_Objective_. In the lines below, find how many contain the word "选择组件" and report that figure alone.

_Data_.

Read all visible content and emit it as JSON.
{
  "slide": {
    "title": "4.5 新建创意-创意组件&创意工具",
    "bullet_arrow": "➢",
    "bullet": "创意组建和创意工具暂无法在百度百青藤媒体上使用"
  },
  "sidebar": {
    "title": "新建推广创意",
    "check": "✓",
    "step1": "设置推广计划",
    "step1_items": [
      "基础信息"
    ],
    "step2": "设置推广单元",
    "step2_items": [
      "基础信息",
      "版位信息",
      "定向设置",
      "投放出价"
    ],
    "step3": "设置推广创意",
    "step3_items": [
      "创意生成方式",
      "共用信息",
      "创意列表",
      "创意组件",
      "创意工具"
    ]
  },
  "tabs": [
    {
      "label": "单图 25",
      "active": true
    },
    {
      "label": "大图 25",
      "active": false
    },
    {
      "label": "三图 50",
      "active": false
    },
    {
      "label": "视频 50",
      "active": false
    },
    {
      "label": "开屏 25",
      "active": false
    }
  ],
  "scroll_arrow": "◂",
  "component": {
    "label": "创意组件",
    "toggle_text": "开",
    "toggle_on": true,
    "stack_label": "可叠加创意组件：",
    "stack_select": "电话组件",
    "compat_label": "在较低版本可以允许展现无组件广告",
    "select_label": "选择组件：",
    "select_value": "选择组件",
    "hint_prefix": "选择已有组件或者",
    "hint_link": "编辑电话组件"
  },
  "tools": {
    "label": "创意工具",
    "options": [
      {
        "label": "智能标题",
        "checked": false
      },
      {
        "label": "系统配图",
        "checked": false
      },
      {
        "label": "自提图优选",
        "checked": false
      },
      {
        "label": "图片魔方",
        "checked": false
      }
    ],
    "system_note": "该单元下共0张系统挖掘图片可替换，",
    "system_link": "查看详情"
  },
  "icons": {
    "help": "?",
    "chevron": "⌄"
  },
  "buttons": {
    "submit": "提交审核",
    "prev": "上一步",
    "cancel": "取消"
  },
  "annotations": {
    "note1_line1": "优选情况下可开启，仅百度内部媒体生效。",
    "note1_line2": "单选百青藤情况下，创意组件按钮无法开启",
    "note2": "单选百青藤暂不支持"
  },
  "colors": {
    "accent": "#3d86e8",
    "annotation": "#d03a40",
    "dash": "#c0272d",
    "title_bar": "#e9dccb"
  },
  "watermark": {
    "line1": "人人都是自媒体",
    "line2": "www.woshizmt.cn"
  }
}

_Worked answer_. 2